*Aim of the task*.
Check every line below for the word "Output" and show those that hold it.

*Entries supplied*.
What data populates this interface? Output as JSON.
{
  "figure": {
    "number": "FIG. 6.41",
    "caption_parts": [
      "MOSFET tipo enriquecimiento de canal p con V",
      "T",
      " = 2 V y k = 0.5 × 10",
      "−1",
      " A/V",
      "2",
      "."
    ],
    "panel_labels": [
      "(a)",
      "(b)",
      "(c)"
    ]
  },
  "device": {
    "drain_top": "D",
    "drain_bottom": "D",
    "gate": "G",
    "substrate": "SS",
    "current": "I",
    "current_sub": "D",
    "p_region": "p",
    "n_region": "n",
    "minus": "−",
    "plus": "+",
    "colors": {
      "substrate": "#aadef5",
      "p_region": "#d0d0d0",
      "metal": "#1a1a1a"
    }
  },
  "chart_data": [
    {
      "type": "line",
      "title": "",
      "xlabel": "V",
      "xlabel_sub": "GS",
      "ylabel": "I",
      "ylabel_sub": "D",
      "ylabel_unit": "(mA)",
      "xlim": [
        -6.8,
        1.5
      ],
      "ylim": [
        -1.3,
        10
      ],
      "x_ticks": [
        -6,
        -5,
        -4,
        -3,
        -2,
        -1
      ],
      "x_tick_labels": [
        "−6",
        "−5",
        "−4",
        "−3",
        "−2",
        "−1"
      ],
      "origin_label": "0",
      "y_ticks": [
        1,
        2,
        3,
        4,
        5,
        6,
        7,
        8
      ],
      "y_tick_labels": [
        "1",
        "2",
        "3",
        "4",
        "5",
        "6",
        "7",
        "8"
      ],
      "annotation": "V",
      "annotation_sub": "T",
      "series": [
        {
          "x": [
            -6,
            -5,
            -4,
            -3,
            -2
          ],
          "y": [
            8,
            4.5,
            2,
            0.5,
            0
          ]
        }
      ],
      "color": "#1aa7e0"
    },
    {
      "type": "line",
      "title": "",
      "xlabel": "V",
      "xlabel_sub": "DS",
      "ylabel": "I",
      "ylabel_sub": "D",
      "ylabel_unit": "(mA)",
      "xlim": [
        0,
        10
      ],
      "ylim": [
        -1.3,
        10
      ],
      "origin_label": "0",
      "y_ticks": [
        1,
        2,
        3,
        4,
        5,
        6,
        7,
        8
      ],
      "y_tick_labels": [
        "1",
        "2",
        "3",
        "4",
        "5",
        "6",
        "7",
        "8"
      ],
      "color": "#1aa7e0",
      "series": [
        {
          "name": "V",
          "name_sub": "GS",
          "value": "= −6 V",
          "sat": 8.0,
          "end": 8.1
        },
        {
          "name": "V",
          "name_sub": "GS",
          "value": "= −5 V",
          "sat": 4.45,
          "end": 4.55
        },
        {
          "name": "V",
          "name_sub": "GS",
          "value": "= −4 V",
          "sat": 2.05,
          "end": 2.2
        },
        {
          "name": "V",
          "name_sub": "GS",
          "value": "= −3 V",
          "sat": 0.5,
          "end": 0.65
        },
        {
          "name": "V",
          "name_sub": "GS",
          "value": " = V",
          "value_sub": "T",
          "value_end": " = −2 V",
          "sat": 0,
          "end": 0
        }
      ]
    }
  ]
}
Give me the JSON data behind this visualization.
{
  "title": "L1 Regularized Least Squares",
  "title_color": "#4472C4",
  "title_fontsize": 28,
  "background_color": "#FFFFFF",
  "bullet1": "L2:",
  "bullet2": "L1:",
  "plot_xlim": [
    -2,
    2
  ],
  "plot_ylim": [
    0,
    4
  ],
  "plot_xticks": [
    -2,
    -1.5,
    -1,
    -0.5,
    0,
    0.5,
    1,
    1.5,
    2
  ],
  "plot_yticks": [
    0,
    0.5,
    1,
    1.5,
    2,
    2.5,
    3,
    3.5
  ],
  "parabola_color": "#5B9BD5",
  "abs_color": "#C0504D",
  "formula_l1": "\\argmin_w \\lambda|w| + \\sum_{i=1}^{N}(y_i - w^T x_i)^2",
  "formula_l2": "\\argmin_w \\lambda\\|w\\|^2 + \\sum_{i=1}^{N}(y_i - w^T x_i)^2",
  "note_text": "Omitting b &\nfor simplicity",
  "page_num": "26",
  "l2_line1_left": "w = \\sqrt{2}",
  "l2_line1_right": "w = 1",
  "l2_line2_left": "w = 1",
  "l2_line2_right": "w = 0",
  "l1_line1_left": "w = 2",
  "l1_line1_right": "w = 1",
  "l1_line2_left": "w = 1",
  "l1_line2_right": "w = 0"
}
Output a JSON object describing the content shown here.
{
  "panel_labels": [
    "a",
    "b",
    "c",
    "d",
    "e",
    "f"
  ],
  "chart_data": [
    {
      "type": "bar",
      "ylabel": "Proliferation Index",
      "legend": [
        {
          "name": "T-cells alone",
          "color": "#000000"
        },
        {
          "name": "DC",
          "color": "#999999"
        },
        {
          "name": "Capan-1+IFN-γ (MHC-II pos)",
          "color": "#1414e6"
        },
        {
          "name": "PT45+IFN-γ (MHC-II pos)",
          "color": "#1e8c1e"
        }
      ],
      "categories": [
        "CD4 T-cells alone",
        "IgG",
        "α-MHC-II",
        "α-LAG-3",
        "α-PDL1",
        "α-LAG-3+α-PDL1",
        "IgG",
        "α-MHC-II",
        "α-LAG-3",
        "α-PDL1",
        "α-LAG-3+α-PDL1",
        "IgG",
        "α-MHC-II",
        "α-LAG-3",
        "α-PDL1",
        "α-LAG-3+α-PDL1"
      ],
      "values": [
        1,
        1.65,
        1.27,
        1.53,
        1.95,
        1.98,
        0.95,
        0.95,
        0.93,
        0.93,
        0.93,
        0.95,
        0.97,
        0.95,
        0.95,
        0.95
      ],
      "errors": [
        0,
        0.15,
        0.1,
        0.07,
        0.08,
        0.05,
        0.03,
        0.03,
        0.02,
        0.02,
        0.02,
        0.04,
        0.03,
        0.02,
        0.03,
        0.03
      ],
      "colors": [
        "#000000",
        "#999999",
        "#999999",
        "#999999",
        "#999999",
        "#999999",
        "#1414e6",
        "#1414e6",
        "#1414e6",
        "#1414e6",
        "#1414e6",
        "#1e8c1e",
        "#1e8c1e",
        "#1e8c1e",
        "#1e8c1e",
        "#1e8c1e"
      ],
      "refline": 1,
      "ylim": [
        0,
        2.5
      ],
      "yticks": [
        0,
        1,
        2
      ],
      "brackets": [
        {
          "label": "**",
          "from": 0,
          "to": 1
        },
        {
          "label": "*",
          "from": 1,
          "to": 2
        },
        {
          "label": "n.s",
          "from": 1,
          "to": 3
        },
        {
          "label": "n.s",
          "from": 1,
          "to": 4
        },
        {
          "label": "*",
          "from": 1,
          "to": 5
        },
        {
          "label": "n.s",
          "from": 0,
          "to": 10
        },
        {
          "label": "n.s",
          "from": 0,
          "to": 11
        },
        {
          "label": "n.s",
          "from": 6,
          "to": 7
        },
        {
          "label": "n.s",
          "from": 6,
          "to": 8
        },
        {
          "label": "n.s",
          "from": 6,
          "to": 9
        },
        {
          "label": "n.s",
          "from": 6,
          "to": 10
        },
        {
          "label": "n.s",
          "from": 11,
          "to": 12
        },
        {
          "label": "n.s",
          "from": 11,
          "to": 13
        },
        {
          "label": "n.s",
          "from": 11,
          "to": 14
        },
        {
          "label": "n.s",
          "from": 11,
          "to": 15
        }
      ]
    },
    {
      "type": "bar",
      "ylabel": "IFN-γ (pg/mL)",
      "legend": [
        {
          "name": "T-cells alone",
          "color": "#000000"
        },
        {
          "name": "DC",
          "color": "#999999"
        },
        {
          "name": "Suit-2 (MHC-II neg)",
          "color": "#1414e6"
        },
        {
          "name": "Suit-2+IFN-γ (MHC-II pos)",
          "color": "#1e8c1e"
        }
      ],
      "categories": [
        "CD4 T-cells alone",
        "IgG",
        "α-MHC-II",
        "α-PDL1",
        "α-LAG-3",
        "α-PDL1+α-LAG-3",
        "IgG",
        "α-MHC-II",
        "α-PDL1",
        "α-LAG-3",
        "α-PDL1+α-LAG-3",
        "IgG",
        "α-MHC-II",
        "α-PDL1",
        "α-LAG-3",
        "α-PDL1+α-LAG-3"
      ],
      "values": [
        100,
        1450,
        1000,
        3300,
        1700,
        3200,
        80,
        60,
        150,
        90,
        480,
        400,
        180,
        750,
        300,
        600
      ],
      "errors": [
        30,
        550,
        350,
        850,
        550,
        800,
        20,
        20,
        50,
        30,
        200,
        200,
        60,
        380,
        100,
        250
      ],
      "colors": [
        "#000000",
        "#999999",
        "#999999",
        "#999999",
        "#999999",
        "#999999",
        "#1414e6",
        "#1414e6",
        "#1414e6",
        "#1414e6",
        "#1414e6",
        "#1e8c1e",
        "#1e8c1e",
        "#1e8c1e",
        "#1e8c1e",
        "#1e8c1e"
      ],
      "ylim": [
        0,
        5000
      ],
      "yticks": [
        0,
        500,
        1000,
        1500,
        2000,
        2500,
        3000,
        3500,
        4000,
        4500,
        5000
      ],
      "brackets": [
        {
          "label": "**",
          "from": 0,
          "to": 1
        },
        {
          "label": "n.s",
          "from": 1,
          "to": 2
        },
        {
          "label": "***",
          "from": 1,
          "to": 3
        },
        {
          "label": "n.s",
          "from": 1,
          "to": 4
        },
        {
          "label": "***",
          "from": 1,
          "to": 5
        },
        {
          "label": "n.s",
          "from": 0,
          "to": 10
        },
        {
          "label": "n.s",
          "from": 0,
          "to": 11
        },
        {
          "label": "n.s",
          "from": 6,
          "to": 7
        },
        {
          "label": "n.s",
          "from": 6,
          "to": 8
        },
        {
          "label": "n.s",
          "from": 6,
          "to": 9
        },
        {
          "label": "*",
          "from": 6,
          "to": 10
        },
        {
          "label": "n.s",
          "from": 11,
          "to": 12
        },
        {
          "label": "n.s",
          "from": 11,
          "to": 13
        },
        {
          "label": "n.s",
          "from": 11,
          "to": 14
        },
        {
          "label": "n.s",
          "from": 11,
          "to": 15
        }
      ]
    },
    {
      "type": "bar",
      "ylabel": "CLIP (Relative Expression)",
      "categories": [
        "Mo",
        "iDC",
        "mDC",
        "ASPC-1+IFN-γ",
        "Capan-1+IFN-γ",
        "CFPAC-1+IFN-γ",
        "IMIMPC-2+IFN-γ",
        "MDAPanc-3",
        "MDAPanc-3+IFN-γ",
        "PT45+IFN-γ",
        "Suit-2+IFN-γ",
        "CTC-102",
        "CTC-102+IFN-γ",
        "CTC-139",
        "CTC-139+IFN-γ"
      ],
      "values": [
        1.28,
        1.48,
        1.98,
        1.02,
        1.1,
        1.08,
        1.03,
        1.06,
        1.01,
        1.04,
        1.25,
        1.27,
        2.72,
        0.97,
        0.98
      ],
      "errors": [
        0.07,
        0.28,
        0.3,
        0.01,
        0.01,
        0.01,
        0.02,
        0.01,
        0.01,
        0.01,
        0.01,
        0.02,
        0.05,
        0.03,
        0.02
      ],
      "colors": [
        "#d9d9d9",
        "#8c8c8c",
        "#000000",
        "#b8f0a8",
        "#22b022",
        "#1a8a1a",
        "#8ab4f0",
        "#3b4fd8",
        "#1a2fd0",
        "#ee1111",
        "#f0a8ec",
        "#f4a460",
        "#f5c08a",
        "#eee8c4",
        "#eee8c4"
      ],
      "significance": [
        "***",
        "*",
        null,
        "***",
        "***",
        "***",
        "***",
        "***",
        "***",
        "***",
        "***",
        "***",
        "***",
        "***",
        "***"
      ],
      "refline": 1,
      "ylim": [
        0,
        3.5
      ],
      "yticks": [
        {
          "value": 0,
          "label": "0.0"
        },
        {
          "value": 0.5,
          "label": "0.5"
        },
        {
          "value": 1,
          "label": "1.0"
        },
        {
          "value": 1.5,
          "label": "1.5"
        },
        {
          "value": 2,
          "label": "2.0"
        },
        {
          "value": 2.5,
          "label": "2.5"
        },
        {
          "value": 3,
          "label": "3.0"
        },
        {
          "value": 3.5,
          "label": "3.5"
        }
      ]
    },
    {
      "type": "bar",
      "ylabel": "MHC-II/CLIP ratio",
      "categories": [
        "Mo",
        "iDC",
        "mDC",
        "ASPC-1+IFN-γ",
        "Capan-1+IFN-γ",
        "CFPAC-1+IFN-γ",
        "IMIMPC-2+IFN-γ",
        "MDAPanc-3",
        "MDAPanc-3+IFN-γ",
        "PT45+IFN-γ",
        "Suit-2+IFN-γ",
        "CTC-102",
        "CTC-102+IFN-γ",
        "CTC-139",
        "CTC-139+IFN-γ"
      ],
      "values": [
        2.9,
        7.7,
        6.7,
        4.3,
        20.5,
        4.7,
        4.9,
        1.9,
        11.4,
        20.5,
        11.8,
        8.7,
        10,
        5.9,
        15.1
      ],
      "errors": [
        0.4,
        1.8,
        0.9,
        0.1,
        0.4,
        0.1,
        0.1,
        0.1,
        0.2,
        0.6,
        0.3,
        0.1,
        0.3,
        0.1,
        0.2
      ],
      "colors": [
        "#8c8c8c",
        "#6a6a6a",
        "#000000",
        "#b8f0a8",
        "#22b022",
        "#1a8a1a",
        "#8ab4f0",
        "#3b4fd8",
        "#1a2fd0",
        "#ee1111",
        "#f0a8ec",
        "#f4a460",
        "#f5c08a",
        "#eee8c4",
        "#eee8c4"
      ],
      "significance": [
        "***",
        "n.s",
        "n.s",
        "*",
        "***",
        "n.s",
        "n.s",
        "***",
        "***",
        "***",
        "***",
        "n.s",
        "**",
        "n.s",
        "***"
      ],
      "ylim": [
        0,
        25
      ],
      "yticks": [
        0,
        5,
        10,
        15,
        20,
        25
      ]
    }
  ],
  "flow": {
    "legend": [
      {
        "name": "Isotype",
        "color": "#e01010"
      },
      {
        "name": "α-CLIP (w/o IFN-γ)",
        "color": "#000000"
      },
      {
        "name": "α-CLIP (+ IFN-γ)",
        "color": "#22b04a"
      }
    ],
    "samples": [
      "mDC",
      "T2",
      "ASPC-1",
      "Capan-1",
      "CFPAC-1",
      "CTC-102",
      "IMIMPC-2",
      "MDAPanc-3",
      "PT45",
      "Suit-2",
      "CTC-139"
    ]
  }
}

*Solution for this task*.
What data populates this interface? Output as JSON.
Output a JSON object describing the content shown here.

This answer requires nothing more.